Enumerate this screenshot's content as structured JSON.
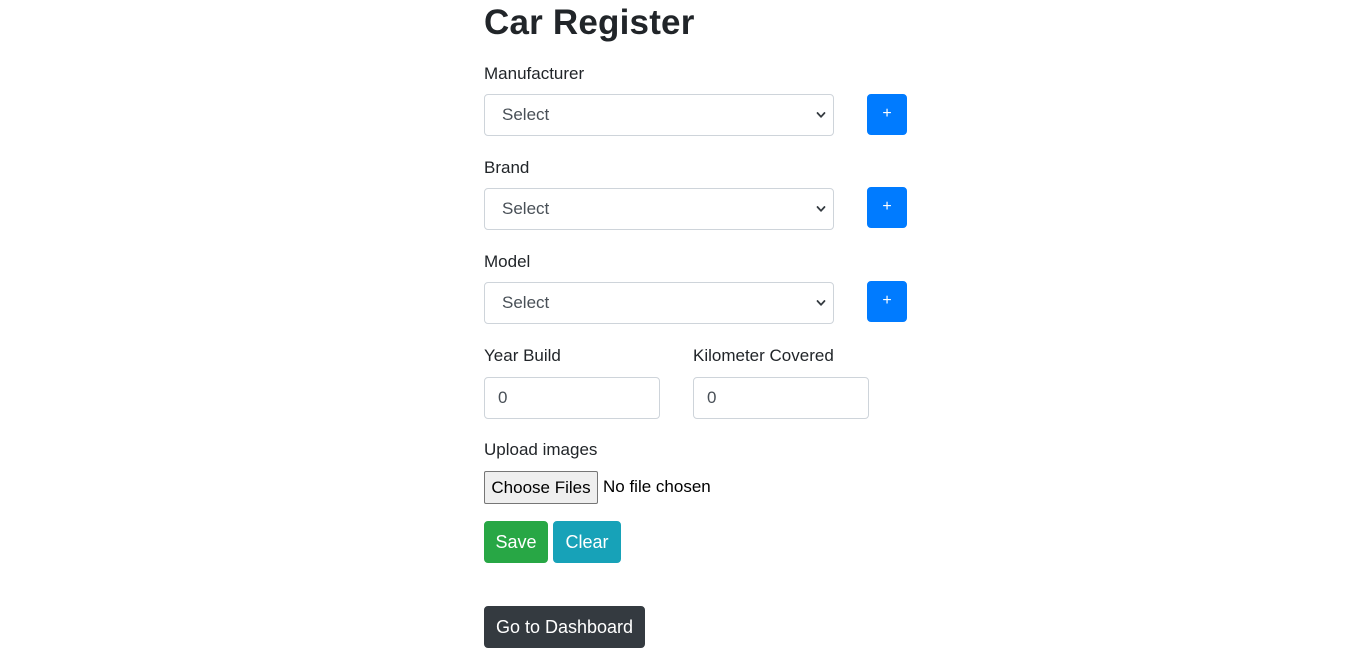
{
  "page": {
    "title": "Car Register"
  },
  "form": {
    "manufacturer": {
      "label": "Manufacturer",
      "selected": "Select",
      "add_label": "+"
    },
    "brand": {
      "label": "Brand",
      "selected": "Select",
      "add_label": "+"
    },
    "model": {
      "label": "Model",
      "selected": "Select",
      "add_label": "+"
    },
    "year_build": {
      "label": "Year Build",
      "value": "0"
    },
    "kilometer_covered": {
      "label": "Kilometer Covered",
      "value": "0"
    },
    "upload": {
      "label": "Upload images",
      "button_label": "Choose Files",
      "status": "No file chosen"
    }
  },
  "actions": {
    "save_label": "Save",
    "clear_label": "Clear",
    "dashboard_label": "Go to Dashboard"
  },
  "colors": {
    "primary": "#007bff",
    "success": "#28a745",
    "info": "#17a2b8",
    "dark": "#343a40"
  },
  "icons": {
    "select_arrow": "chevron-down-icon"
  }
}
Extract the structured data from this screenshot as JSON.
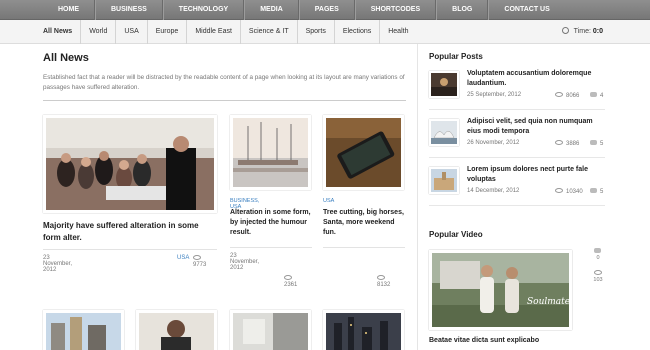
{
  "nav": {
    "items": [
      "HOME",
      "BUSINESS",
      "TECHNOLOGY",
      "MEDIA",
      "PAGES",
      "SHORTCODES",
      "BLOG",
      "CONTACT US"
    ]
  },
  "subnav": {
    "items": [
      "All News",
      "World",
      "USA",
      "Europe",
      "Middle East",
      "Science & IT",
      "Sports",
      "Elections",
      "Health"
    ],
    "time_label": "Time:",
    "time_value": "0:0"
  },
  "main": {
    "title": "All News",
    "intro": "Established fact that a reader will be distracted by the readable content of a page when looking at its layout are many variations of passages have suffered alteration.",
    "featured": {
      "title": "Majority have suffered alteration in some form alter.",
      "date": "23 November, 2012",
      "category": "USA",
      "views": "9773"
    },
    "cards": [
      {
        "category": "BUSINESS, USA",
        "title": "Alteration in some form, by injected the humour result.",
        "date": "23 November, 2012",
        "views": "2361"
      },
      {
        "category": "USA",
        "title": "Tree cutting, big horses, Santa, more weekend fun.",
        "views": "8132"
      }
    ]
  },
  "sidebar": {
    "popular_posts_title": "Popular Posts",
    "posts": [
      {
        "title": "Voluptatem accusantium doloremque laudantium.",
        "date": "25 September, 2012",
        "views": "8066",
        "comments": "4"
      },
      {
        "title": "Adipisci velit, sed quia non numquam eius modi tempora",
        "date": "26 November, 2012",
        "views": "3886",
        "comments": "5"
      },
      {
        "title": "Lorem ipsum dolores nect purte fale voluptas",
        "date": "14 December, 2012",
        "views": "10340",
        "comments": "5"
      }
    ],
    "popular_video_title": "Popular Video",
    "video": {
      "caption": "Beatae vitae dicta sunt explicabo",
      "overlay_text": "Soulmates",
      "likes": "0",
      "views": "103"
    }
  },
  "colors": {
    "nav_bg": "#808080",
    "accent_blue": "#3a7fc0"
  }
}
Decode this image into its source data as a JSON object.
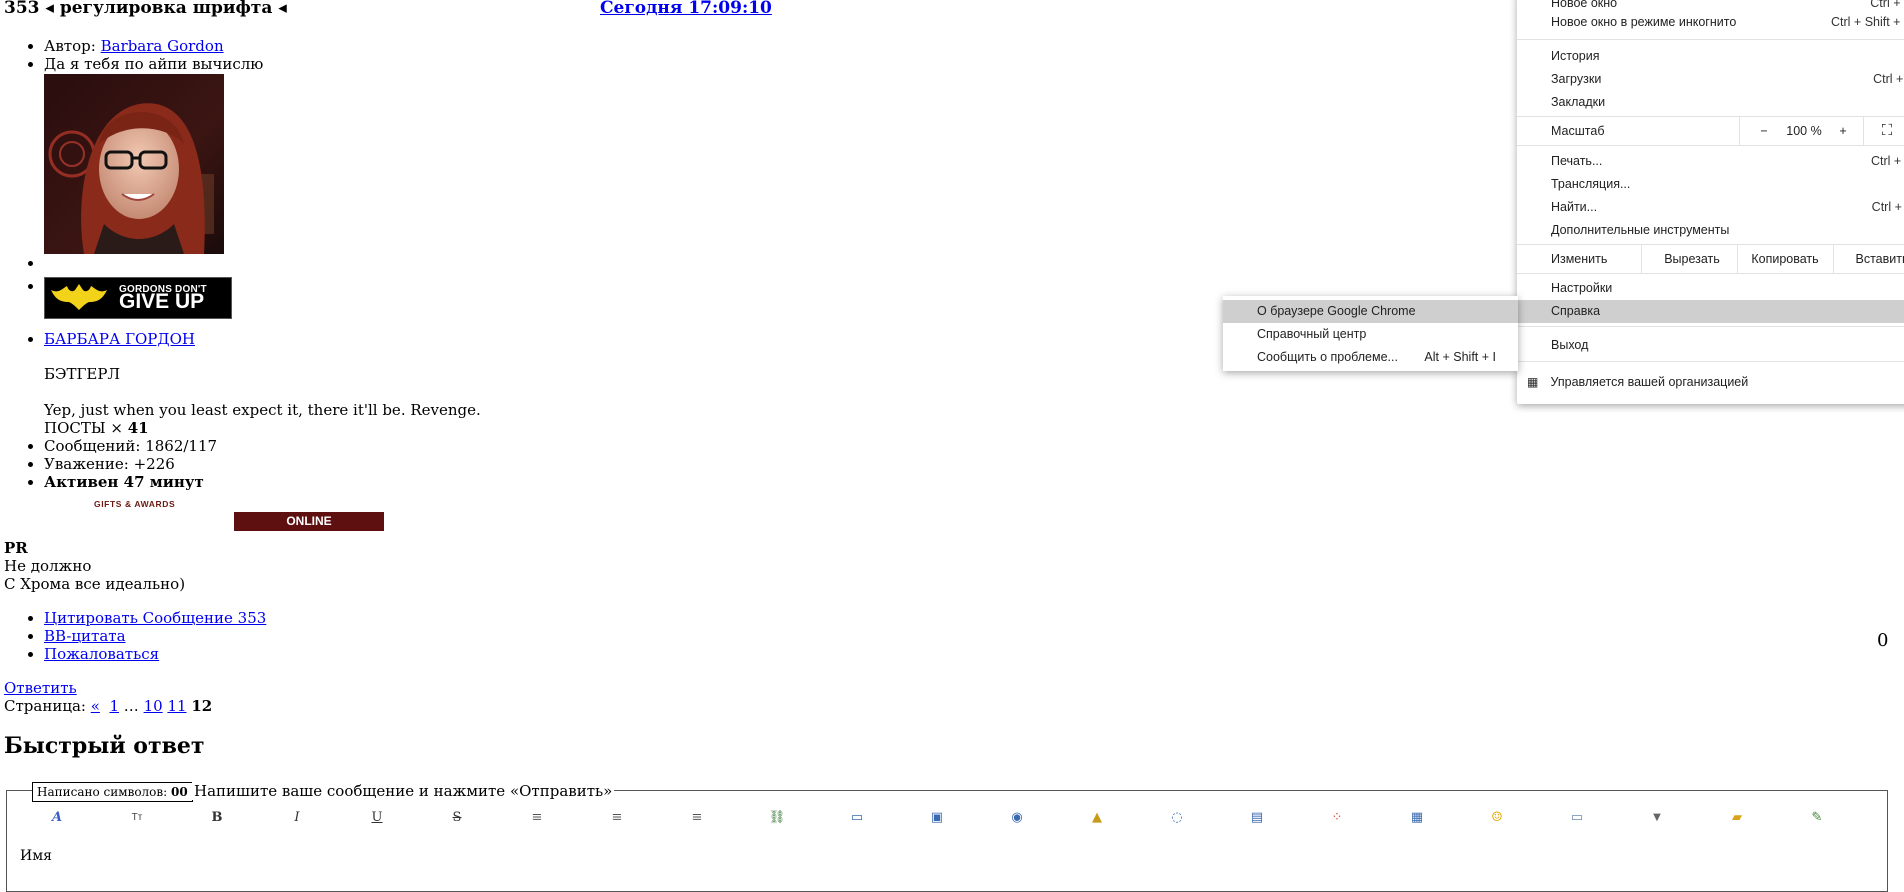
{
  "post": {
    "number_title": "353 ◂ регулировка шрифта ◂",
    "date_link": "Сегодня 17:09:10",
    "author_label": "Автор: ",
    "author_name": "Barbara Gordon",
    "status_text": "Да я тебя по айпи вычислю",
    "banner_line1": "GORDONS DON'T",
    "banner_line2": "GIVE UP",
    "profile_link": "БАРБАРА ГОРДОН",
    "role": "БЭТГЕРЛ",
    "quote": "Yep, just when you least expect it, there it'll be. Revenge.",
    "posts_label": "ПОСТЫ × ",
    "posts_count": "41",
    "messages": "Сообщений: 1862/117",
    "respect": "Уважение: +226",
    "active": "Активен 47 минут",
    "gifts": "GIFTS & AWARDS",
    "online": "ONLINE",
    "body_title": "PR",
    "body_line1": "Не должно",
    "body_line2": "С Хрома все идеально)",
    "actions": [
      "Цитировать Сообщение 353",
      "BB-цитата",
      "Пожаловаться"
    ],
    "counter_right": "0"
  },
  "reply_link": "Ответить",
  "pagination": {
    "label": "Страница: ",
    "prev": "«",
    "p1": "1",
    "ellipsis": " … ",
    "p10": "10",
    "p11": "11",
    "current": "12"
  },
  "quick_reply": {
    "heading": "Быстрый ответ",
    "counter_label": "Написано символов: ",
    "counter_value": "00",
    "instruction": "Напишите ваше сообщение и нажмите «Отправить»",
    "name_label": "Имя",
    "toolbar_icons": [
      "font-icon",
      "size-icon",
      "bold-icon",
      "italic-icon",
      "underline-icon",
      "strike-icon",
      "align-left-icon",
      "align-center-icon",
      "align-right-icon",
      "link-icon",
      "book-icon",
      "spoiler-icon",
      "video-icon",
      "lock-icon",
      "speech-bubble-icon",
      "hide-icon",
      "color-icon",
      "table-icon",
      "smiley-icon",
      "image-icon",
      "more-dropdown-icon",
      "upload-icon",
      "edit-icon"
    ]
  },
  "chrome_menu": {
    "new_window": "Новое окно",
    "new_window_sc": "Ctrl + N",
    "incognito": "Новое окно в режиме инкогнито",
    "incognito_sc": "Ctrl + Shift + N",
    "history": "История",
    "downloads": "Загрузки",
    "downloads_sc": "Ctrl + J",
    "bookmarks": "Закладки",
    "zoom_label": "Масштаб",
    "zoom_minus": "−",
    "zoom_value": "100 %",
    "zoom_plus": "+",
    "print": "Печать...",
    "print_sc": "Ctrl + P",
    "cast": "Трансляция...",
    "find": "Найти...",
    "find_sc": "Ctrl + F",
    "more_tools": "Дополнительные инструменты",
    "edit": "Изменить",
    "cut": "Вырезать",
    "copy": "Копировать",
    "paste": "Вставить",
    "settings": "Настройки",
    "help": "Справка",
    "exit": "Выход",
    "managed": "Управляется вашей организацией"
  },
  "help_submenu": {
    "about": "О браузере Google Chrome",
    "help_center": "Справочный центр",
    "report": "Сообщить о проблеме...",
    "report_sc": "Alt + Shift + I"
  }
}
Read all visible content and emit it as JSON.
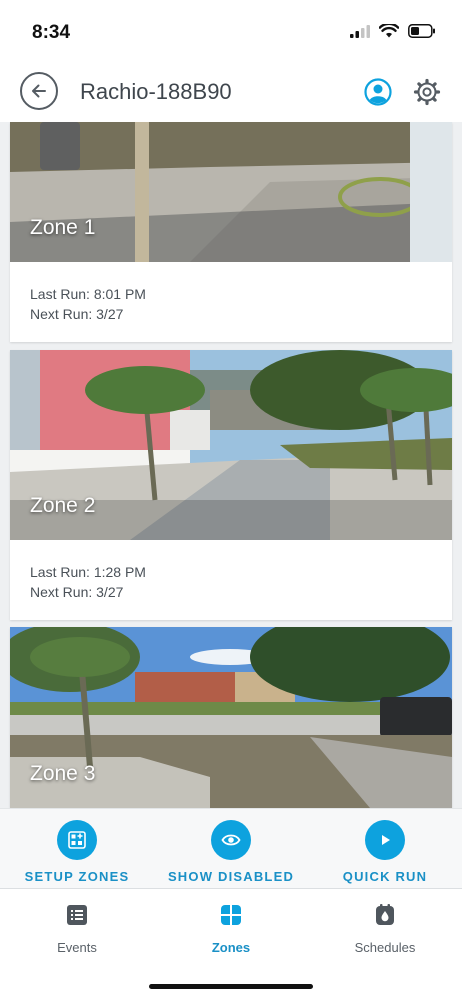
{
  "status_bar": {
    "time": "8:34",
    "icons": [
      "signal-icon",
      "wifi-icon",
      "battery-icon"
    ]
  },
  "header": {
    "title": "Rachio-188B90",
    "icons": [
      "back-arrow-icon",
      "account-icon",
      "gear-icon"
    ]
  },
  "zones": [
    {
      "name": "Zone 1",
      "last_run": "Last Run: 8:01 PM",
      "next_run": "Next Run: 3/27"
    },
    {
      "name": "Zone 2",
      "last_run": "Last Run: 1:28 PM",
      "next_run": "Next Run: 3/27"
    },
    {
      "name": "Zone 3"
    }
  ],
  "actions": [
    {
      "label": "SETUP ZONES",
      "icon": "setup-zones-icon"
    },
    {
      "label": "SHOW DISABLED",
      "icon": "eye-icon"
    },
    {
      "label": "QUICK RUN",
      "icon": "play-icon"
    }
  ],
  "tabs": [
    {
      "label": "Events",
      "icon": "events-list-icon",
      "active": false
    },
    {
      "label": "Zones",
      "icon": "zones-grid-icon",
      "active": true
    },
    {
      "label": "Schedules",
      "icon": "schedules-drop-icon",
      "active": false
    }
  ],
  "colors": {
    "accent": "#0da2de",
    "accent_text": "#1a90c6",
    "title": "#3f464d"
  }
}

+--

Written exercise -
Scan the data for the word "Ctrl" and copy every line where it shows up.

Response -
    "new_window_sc": "Ctrl + N",
    "incognito_sc": "Ctrl + Shift + N",
    "downloads_sc": "Ctrl + J",
    "print_sc": "Ctrl + P",
    "find_sc": "Ctrl + F",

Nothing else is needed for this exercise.